**Source material:**
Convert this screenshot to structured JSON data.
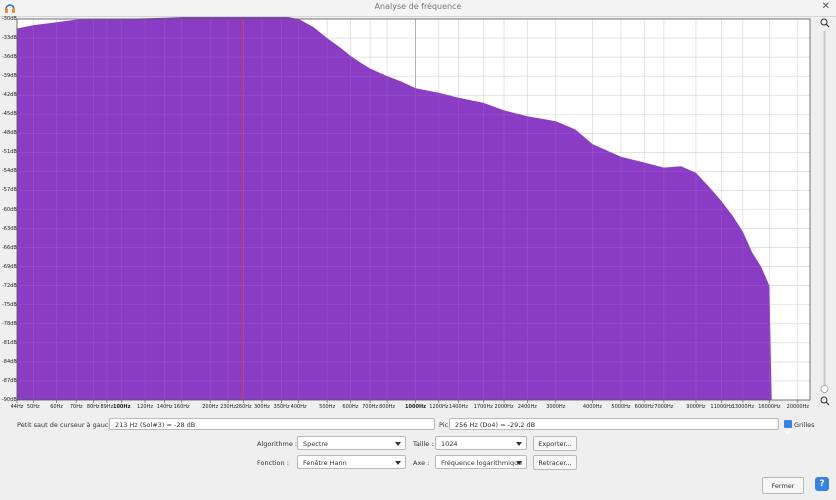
{
  "window": {
    "title": "Analyse de fréquence"
  },
  "chart_data": {
    "type": "area",
    "fill_color": "#8a3dc4",
    "cursor_color": "#d43b3b",
    "scale": "log",
    "xlim": [
      44,
      22000
    ],
    "ylim": [
      -90,
      -30
    ],
    "yticks": [
      "-30dB",
      "-33dB",
      "-36dB",
      "-39dB",
      "-42dB",
      "-45dB",
      "-48dB",
      "-51dB",
      "-54dB",
      "-57dB",
      "-60dB",
      "-63dB",
      "-66dB",
      "-69dB",
      "-72dB",
      "-75dB",
      "-78dB",
      "-81dB",
      "-84dB",
      "-87dB",
      "-90dB"
    ],
    "xticks": [
      {
        "f": 44,
        "label": "44Hz"
      },
      {
        "f": 50,
        "label": "50Hz"
      },
      {
        "f": 60,
        "label": "60Hz"
      },
      {
        "f": 70,
        "label": "70Hz"
      },
      {
        "f": 80,
        "label": "80Hz"
      },
      {
        "f": 89,
        "label": "89Hz"
      },
      {
        "f": 100,
        "label": "100Hz",
        "bold": true
      },
      {
        "f": 120,
        "label": "120Hz"
      },
      {
        "f": 140,
        "label": "140Hz"
      },
      {
        "f": 160,
        "label": "160Hz"
      },
      {
        "f": 200,
        "label": "200Hz"
      },
      {
        "f": 230,
        "label": "230Hz"
      },
      {
        "f": 260,
        "label": "260Hz"
      },
      {
        "f": 300,
        "label": "300Hz"
      },
      {
        "f": 350,
        "label": "350Hz"
      },
      {
        "f": 400,
        "label": "400Hz"
      },
      {
        "f": 500,
        "label": "500Hz"
      },
      {
        "f": 600,
        "label": "600Hz"
      },
      {
        "f": 700,
        "label": "700Hz"
      },
      {
        "f": 800,
        "label": "800Hz"
      },
      {
        "f": 1000,
        "label": "1000Hz",
        "bold": true
      },
      {
        "f": 1200,
        "label": "1200Hz"
      },
      {
        "f": 1400,
        "label": "1400Hz"
      },
      {
        "f": 1700,
        "label": "1700Hz"
      },
      {
        "f": 2000,
        "label": "2000Hz"
      },
      {
        "f": 2400,
        "label": "2400Hz"
      },
      {
        "f": 3000,
        "label": "3000Hz"
      },
      {
        "f": 4000,
        "label": "4000Hz"
      },
      {
        "f": 5000,
        "label": "5000Hz"
      },
      {
        "f": 6000,
        "label": "6000Hz"
      },
      {
        "f": 7000,
        "label": "7000Hz"
      },
      {
        "f": 9000,
        "label": "9000Hz"
      },
      {
        "f": 11000,
        "label": "11000Hz"
      },
      {
        "f": 13000,
        "label": "13000Hz"
      },
      {
        "f": 16000,
        "label": "16000Hz"
      },
      {
        "f": 20000,
        "label": "20000Hz"
      }
    ],
    "cursor_hz": 256,
    "spectrum": [
      [
        44,
        -31.5
      ],
      [
        50,
        -31.0
      ],
      [
        60,
        -30.5
      ],
      [
        70,
        -30.1
      ],
      [
        80,
        -30.0
      ],
      [
        100,
        -30.0
      ],
      [
        140,
        -29.8
      ],
      [
        180,
        -29.6
      ],
      [
        220,
        -29.3
      ],
      [
        256,
        -29.2
      ],
      [
        300,
        -29.3
      ],
      [
        350,
        -29.5
      ],
      [
        400,
        -30.0
      ],
      [
        450,
        -31.3
      ],
      [
        500,
        -33.0
      ],
      [
        550,
        -34.4
      ],
      [
        600,
        -35.8
      ],
      [
        650,
        -36.9
      ],
      [
        700,
        -37.8
      ],
      [
        800,
        -39.0
      ],
      [
        900,
        -39.9
      ],
      [
        1000,
        -40.9
      ],
      [
        1200,
        -41.6
      ],
      [
        1400,
        -42.4
      ],
      [
        1700,
        -43.2
      ],
      [
        2000,
        -44.4
      ],
      [
        2400,
        -45.3
      ],
      [
        3000,
        -46.1
      ],
      [
        3500,
        -47.4
      ],
      [
        4000,
        -49.7
      ],
      [
        5000,
        -51.7
      ],
      [
        6000,
        -52.6
      ],
      [
        7000,
        -53.4
      ],
      [
        8000,
        -53.2
      ],
      [
        9000,
        -54.2
      ],
      [
        10000,
        -56.5
      ],
      [
        11000,
        -58.7
      ],
      [
        12000,
        -61.0
      ],
      [
        13000,
        -63.5
      ],
      [
        14000,
        -66.8
      ],
      [
        15000,
        -69.0
      ],
      [
        16000,
        -72.0
      ],
      [
        16300,
        -90.0
      ]
    ]
  },
  "controls": {
    "cursor_label": "Petit saut de curseur à gauche",
    "cursor_value": "213 Hz (Sol#3) = -28 dB",
    "peak_label": "Pic",
    "peak_value": "256 Hz (Do4) = -29,2 dB",
    "grids_label": "Grilles",
    "algorithm_label": "Algorithme :",
    "algorithm_value": "Spectre",
    "size_label": "Taille :",
    "size_value": "1024",
    "export_label": "Exporter...",
    "function_label": "Fonction :",
    "function_value": "Fenêtre Hann",
    "axis_label": "Axe :",
    "axis_value": "Fréquence logarithmique",
    "replot_label": "Retracer...",
    "close_label": "Fermer",
    "help_label": "?"
  }
}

**Task directions:**
Please set down each line of the data above exactly as written, without the pictures.

**Written response:**
Convert this screenshot to structured JSON data.
{
  "window": {
    "title": "Analyse de fréquence"
  },
  "chart_data": {
    "type": "area",
    "fill_color": "#8a3dc4",
    "cursor_color": "#d43b3b",
    "scale": "log",
    "xlim": [
      44,
      22000
    ],
    "ylim": [
      -90,
      -30
    ],
    "yticks": [
      "-30dB",
      "-33dB",
      "-36dB",
      "-39dB",
      "-42dB",
      "-45dB",
      "-48dB",
      "-51dB",
      "-54dB",
      "-57dB",
      "-60dB",
      "-63dB",
      "-66dB",
      "-69dB",
      "-72dB",
      "-75dB",
      "-78dB",
      "-81dB",
      "-84dB",
      "-87dB",
      "-90dB"
    ],
    "xticks": [
      {
        "f": 44,
        "label": "44Hz"
      },
      {
        "f": 50,
        "label": "50Hz"
      },
      {
        "f": 60,
        "label": "60Hz"
      },
      {
        "f": 70,
        "label": "70Hz"
      },
      {
        "f": 80,
        "label": "80Hz"
      },
      {
        "f": 89,
        "label": "89Hz"
      },
      {
        "f": 100,
        "label": "100Hz",
        "bold": true
      },
      {
        "f": 120,
        "label": "120Hz"
      },
      {
        "f": 140,
        "label": "140Hz"
      },
      {
        "f": 160,
        "label": "160Hz"
      },
      {
        "f": 200,
        "label": "200Hz"
      },
      {
        "f": 230,
        "label": "230Hz"
      },
      {
        "f": 260,
        "label": "260Hz"
      },
      {
        "f": 300,
        "label": "300Hz"
      },
      {
        "f": 350,
        "label": "350Hz"
      },
      {
        "f": 400,
        "label": "400Hz"
      },
      {
        "f": 500,
        "label": "500Hz"
      },
      {
        "f": 600,
        "label": "600Hz"
      },
      {
        "f": 700,
        "label": "700Hz"
      },
      {
        "f": 800,
        "label": "800Hz"
      },
      {
        "f": 1000,
        "label": "1000Hz",
        "bold": true
      },
      {
        "f": 1200,
        "label": "1200Hz"
      },
      {
        "f": 1400,
        "label": "1400Hz"
      },
      {
        "f": 1700,
        "label": "1700Hz"
      },
      {
        "f": 2000,
        "label": "2000Hz"
      },
      {
        "f": 2400,
        "label": "2400Hz"
      },
      {
        "f": 3000,
        "label": "3000Hz"
      },
      {
        "f": 4000,
        "label": "4000Hz"
      },
      {
        "f": 5000,
        "label": "5000Hz"
      },
      {
        "f": 6000,
        "label": "6000Hz"
      },
      {
        "f": 7000,
        "label": "7000Hz"
      },
      {
        "f": 9000,
        "label": "9000Hz"
      },
      {
        "f": 11000,
        "label": "11000Hz"
      },
      {
        "f": 13000,
        "label": "13000Hz"
      },
      {
        "f": 16000,
        "label": "16000Hz"
      },
      {
        "f": 20000,
        "label": "20000Hz"
      }
    ],
    "cursor_hz": 256,
    "spectrum": [
      [
        44,
        -31.5
      ],
      [
        50,
        -31.0
      ],
      [
        60,
        -30.5
      ],
      [
        70,
        -30.1
      ],
      [
        80,
        -30.0
      ],
      [
        100,
        -30.0
      ],
      [
        140,
        -29.8
      ],
      [
        180,
        -29.6
      ],
      [
        220,
        -29.3
      ],
      [
        256,
        -29.2
      ],
      [
        300,
        -29.3
      ],
      [
        350,
        -29.5
      ],
      [
        400,
        -30.0
      ],
      [
        450,
        -31.3
      ],
      [
        500,
        -33.0
      ],
      [
        550,
        -34.4
      ],
      [
        600,
        -35.8
      ],
      [
        650,
        -36.9
      ],
      [
        700,
        -37.8
      ],
      [
        800,
        -39.0
      ],
      [
        900,
        -39.9
      ],
      [
        1000,
        -40.9
      ],
      [
        1200,
        -41.6
      ],
      [
        1400,
        -42.4
      ],
      [
        1700,
        -43.2
      ],
      [
        2000,
        -44.4
      ],
      [
        2400,
        -45.3
      ],
      [
        3000,
        -46.1
      ],
      [
        3500,
        -47.4
      ],
      [
        4000,
        -49.7
      ],
      [
        5000,
        -51.7
      ],
      [
        6000,
        -52.6
      ],
      [
        7000,
        -53.4
      ],
      [
        8000,
        -53.2
      ],
      [
        9000,
        -54.2
      ],
      [
        10000,
        -56.5
      ],
      [
        11000,
        -58.7
      ],
      [
        12000,
        -61.0
      ],
      [
        13000,
        -63.5
      ],
      [
        14000,
        -66.8
      ],
      [
        15000,
        -69.0
      ],
      [
        16000,
        -72.0
      ],
      [
        16300,
        -90.0
      ]
    ]
  },
  "controls": {
    "cursor_label": "Petit saut de curseur à gauche",
    "cursor_value": "213 Hz (Sol#3) = -28 dB",
    "peak_label": "Pic",
    "peak_value": "256 Hz (Do4) = -29,2 dB",
    "grids_label": "Grilles",
    "algorithm_label": "Algorithme :",
    "algorithm_value": "Spectre",
    "size_label": "Taille :",
    "size_value": "1024",
    "export_label": "Exporter...",
    "function_label": "Fonction :",
    "function_value": "Fenêtre Hann",
    "axis_label": "Axe :",
    "axis_value": "Fréquence logarithmique",
    "replot_label": "Retracer...",
    "close_label": "Fermer",
    "help_label": "?"
  }
}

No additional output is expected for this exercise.